• EXERCISE INPUTS:
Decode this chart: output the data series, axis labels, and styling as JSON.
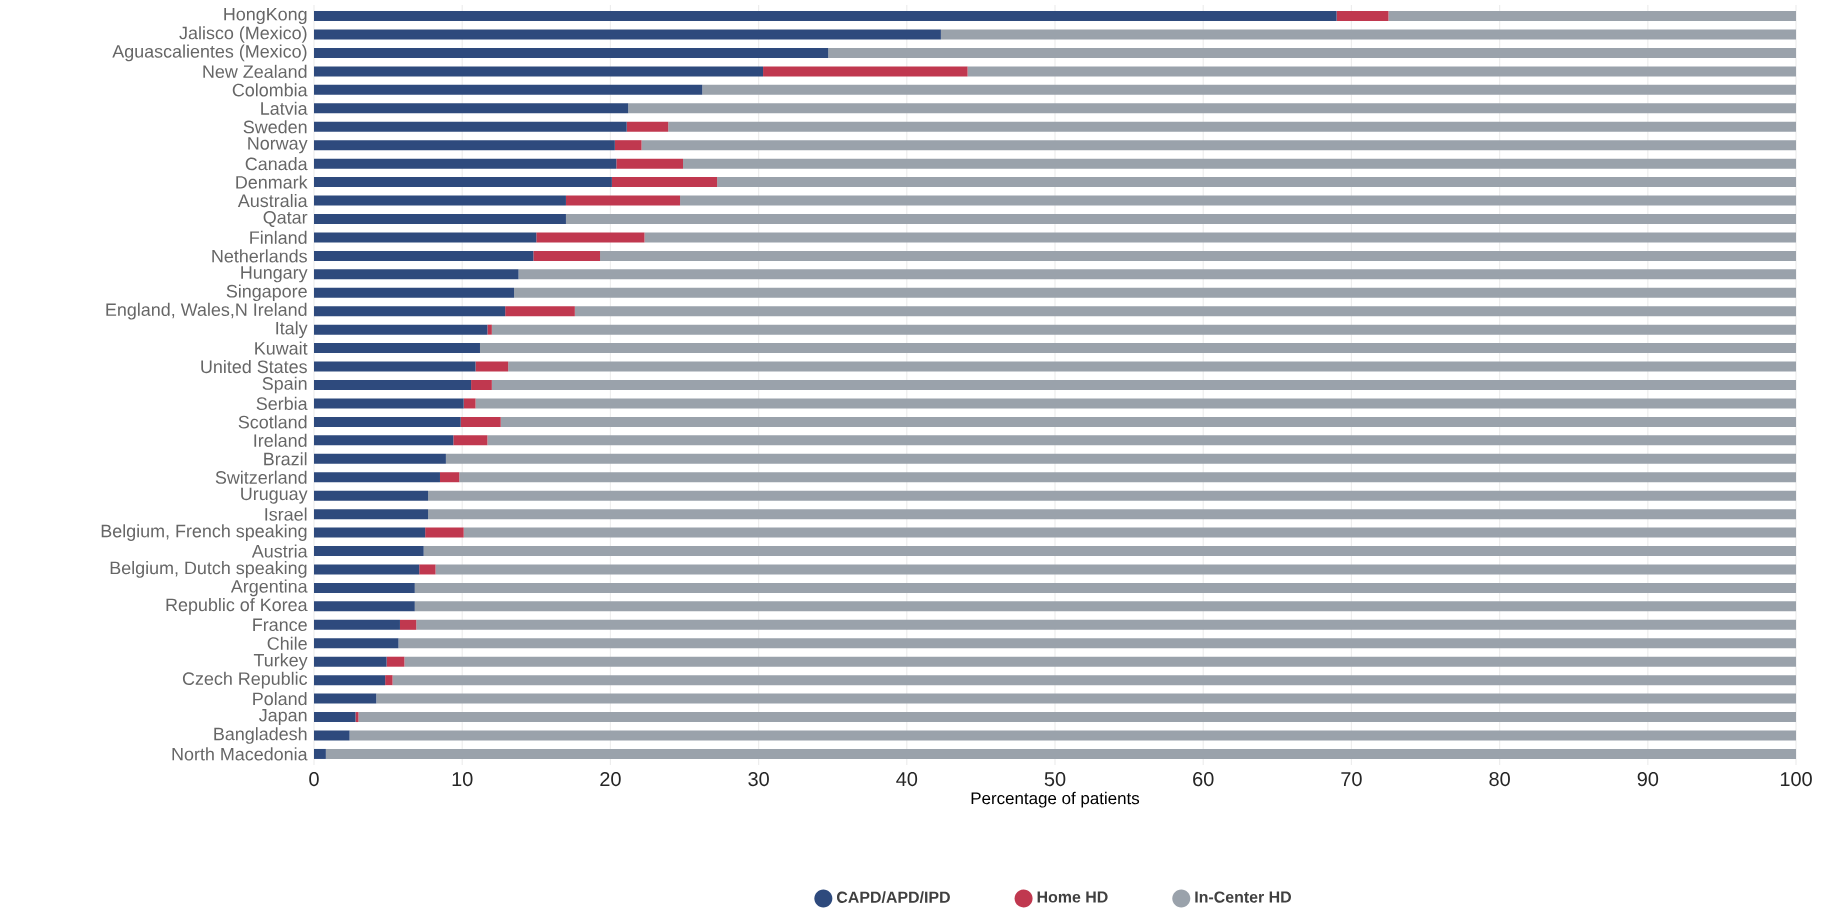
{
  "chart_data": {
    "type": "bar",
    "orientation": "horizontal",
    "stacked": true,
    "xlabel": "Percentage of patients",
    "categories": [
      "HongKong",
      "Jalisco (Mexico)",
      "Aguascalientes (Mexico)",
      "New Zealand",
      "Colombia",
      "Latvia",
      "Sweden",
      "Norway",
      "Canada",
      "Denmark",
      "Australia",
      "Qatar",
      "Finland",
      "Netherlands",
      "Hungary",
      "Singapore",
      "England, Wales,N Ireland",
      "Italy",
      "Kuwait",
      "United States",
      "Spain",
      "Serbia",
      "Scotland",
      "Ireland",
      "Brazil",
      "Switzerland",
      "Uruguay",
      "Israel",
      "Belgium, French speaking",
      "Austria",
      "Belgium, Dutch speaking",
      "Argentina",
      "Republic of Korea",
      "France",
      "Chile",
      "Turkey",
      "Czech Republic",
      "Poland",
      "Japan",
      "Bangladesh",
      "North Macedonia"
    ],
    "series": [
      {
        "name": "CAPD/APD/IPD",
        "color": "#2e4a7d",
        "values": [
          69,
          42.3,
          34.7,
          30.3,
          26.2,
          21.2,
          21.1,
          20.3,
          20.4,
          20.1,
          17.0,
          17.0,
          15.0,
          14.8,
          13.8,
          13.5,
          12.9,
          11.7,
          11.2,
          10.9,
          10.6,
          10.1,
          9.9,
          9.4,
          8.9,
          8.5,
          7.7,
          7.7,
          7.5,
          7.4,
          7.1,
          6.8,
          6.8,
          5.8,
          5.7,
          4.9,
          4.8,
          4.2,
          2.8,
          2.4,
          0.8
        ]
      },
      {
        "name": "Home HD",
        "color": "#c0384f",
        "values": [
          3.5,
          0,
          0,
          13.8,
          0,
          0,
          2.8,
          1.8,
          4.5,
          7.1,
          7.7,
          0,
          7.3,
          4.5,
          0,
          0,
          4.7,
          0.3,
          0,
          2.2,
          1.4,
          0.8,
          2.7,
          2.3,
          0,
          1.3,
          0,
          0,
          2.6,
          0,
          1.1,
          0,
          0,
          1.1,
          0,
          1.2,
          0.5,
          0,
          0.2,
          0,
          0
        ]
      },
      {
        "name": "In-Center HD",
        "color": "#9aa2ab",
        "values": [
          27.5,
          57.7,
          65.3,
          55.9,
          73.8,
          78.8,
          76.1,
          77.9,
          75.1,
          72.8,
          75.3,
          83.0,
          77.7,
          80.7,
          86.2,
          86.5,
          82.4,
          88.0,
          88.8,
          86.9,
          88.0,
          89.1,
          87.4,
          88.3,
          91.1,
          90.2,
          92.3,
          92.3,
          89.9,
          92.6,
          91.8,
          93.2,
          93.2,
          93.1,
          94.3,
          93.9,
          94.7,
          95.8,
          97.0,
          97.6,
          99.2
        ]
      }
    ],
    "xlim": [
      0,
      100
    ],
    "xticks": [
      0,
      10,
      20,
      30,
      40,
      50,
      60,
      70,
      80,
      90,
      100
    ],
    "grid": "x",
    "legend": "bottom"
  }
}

* * *

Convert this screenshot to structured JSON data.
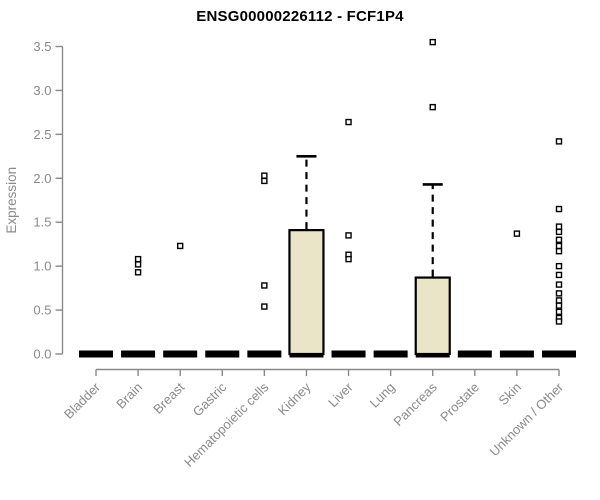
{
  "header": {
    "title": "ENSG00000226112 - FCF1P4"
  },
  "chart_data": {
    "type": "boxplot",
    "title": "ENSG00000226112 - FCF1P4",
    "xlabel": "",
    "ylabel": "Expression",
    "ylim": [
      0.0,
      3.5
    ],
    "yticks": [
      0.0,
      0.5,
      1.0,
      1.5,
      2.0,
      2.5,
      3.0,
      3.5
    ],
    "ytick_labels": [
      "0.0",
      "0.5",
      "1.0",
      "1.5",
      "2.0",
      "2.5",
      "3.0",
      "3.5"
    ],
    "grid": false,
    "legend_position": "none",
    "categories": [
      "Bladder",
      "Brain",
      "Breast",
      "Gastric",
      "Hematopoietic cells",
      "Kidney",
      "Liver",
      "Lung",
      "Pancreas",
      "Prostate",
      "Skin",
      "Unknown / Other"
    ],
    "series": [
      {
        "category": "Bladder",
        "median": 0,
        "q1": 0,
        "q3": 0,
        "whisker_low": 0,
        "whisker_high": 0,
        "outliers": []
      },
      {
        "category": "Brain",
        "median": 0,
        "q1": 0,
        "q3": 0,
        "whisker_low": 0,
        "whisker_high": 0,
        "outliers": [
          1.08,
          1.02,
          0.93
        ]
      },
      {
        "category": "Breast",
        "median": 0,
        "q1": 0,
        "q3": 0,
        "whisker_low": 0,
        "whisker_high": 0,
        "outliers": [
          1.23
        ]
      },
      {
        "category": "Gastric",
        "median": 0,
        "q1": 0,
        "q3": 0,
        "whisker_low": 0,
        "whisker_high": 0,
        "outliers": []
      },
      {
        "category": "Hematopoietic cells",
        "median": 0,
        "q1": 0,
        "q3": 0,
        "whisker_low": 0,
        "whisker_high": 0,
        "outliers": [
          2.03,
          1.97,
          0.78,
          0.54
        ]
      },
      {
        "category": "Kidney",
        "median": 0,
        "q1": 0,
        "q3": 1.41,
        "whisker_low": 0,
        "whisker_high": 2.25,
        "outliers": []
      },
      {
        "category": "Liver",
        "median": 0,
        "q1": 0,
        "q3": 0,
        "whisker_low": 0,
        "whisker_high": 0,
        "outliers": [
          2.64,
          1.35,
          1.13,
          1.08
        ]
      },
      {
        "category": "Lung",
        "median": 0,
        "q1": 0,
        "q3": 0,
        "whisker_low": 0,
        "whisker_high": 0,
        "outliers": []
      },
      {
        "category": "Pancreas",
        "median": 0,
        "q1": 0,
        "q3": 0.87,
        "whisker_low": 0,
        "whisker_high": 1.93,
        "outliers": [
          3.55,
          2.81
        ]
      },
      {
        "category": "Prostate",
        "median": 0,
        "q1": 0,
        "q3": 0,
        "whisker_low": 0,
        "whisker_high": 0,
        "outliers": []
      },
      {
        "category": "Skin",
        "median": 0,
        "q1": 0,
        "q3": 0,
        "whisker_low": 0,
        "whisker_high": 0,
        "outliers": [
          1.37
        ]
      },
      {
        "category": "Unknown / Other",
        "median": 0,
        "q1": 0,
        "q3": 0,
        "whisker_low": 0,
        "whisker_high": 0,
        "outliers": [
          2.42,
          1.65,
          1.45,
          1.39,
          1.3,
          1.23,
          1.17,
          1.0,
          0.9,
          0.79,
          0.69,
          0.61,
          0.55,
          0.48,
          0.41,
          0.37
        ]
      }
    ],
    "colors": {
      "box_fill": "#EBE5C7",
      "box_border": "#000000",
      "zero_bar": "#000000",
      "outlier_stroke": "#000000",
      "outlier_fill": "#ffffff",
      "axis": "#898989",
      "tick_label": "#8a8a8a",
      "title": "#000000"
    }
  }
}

* * *

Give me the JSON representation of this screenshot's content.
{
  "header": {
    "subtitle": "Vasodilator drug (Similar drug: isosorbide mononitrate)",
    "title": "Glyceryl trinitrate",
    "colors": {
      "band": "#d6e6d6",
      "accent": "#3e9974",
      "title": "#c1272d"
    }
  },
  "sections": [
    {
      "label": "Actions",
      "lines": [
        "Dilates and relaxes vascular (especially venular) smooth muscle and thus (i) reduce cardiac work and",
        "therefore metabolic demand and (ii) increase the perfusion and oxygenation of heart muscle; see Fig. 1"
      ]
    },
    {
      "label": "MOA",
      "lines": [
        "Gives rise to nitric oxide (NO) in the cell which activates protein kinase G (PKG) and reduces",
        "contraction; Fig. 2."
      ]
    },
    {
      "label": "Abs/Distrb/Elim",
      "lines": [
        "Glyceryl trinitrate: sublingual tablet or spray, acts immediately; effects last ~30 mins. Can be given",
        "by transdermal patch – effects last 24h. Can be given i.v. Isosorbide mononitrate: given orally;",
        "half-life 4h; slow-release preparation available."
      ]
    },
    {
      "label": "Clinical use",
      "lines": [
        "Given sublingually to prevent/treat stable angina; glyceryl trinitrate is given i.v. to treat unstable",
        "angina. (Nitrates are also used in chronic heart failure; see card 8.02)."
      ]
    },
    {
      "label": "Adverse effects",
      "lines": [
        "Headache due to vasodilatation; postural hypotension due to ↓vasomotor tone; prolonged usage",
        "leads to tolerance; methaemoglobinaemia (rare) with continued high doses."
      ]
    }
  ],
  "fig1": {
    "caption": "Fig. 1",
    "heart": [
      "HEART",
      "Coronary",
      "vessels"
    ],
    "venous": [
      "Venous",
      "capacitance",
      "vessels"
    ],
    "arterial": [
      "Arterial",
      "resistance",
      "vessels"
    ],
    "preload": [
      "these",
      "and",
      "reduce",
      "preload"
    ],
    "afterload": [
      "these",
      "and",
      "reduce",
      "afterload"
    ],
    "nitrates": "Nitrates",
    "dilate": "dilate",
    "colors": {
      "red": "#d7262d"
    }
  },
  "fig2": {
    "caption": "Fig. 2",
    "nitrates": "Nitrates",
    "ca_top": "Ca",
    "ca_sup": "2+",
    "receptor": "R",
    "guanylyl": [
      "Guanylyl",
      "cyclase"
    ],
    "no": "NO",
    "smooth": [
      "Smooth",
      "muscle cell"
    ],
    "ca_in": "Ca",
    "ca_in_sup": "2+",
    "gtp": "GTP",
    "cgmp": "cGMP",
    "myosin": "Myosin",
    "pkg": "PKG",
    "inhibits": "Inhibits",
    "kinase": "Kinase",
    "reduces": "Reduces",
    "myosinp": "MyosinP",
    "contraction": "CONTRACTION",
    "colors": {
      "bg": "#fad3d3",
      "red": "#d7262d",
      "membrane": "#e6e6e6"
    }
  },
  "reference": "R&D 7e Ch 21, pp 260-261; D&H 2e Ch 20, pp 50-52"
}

• ABOUT THIS TASK: The answer must be every line from the entries above that holds the string "last".

• ANSWER TO THIS TASK:
        "Glyceryl trinitrate: sublingual tablet or spray, acts immediately; effects last ~30 mins. Can be given",
        "by transdermal patch – effects last 24h. Can be given i.v. Isosorbide mononitrate: given orally;",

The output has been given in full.